▶ _The task_
From the records below, give the number of lines that contain the string "header", without any other text.

▶ _Stored rows_
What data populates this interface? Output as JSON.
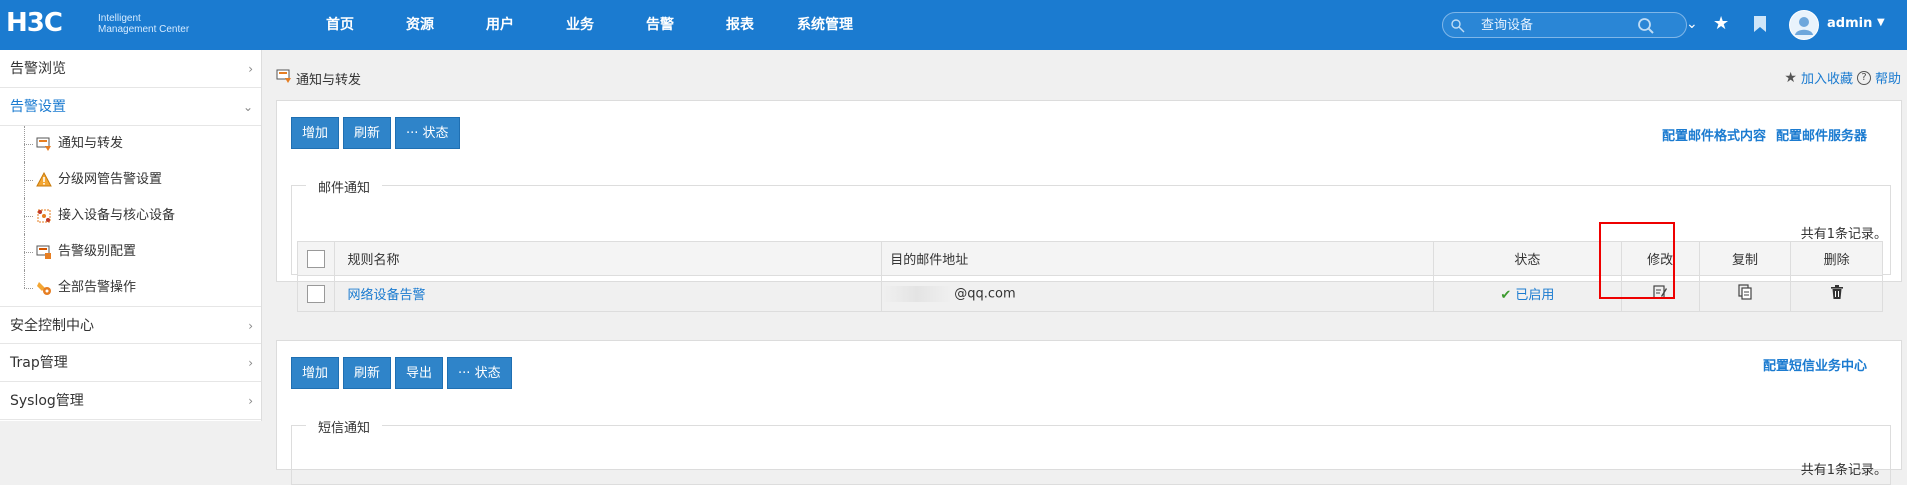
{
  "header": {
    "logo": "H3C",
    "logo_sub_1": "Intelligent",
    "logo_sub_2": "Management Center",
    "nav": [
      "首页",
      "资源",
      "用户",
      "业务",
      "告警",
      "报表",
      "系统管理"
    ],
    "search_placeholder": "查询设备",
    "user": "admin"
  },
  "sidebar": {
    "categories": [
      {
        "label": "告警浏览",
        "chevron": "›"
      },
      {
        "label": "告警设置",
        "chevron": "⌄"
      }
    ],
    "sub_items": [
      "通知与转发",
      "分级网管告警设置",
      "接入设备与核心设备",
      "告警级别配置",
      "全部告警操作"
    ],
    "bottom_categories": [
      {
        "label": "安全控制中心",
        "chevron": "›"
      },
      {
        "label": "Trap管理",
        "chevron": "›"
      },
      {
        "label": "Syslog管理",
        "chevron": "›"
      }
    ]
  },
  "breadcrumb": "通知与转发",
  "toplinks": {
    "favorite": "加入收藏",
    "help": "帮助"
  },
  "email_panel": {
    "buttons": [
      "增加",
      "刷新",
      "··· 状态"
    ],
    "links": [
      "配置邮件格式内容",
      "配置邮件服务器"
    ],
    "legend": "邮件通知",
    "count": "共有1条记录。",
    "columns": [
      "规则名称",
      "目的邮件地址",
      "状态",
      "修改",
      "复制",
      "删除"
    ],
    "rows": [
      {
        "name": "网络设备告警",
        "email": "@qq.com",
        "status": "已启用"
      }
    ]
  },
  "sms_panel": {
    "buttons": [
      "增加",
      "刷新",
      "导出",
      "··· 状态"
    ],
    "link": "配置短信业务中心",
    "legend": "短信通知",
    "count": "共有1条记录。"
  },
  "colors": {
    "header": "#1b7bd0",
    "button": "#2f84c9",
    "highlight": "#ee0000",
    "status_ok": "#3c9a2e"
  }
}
==
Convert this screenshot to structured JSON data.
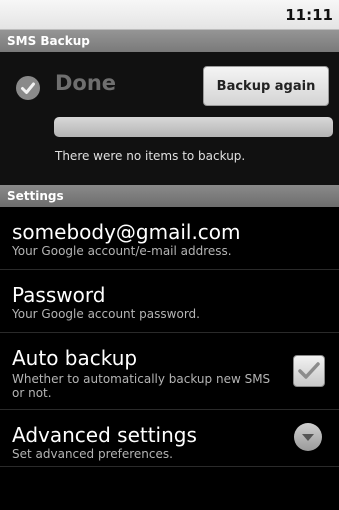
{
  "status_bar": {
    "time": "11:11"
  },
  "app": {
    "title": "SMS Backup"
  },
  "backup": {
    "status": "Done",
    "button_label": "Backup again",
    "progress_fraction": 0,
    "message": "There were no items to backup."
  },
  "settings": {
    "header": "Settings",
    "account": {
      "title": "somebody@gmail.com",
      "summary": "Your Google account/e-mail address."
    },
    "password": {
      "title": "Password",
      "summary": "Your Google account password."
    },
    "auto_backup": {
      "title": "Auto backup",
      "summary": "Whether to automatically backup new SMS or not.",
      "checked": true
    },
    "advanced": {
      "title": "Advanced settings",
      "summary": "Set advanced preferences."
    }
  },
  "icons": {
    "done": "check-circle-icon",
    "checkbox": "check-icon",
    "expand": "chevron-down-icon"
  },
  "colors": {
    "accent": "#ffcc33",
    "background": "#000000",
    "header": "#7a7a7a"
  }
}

▶ _Response to the exercise_
4